===== DATA FOR THE TASK =====

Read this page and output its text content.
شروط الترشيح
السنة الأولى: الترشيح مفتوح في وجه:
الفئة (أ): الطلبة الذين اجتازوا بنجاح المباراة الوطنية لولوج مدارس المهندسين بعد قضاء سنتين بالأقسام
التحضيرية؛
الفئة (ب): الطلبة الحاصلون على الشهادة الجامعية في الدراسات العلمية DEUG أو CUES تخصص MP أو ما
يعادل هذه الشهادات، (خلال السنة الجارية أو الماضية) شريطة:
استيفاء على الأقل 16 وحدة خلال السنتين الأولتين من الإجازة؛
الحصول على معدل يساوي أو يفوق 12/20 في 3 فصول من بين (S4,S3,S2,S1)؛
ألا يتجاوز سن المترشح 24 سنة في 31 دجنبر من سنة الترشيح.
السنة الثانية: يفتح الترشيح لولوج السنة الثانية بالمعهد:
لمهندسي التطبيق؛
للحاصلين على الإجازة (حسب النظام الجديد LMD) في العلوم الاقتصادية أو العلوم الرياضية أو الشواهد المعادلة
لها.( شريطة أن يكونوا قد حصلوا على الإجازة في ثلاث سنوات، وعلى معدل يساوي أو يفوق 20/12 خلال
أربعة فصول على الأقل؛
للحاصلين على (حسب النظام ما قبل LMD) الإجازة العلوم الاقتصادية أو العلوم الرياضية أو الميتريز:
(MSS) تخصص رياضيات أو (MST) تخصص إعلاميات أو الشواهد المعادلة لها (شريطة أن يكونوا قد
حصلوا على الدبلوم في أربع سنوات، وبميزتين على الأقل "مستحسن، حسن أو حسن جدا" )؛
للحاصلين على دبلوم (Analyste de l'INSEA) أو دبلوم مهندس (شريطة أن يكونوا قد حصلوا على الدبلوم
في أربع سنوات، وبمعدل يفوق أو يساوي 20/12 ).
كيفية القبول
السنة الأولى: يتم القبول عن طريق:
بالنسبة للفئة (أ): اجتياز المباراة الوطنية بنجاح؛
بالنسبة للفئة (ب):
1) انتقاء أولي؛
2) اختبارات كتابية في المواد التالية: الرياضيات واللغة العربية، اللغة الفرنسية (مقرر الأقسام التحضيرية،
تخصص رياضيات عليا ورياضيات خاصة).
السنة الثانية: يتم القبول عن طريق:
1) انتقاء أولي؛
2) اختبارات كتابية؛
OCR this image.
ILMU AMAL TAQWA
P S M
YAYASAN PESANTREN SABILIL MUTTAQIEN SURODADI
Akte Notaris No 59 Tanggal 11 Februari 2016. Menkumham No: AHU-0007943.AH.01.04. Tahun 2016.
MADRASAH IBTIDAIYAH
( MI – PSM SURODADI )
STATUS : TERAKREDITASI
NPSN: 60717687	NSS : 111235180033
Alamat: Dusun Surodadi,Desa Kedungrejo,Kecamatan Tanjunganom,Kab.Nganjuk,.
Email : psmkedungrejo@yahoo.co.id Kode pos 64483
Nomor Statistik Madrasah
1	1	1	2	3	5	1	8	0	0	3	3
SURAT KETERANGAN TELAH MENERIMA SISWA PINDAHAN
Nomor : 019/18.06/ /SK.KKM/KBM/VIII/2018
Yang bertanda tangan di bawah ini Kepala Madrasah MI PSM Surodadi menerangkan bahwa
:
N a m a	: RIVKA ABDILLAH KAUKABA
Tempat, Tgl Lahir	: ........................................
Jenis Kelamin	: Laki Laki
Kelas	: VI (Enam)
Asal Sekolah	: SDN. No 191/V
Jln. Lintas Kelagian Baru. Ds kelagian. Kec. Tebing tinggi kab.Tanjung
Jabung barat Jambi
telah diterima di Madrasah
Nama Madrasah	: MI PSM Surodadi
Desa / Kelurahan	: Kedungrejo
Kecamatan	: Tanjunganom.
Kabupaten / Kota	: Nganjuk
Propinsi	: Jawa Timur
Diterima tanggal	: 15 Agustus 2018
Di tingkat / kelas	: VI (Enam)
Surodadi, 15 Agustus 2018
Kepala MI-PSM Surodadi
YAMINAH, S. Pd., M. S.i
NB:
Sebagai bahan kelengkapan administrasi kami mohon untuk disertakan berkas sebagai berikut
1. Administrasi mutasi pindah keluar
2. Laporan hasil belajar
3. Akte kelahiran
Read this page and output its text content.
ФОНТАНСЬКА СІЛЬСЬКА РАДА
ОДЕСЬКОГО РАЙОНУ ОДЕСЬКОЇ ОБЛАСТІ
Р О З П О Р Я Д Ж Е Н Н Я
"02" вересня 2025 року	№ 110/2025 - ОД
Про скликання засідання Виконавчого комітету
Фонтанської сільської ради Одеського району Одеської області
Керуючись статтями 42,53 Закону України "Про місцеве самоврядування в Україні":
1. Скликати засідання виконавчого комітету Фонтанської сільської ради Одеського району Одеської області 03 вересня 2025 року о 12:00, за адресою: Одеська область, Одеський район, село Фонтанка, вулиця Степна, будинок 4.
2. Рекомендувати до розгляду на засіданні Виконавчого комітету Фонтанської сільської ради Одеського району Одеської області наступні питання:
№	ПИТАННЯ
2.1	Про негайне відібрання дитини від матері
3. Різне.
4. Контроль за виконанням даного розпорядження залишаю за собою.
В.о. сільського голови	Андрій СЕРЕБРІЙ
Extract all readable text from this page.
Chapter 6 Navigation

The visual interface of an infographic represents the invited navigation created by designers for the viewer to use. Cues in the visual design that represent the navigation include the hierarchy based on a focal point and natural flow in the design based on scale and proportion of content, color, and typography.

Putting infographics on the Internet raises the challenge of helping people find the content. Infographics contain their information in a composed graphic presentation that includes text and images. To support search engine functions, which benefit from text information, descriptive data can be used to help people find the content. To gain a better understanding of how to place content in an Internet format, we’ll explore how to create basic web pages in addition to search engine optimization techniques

=====

◆ **SET TASK**: Give again the lines from the line holding "Extract all readable text from this page." through the close of the listing, both included, exactly as written and with nothing else.

◆ **EXERCISE ANSWER**:
Extract all readable text from this page.
Chapter 6 Navigation

The visual interface of an infographic represents the invited navigation created by designers for the viewer to use. Cues in the visual design that represent the navigation include the hierarchy based on a focal point and natural flow in the design based on scale and proportion of content, color, and typography.

Putting infographics on the Internet raises the challenge of helping people find the content. Infographics contain their information in a composed graphic presentation that includes text and images. To support search engine functions, which benefit from text information, descriptive data can be used to help people find the content. To gain a better understanding of how to place content in an Internet format, we’ll explore how to create basic web pages in addition to search engine optimization techniques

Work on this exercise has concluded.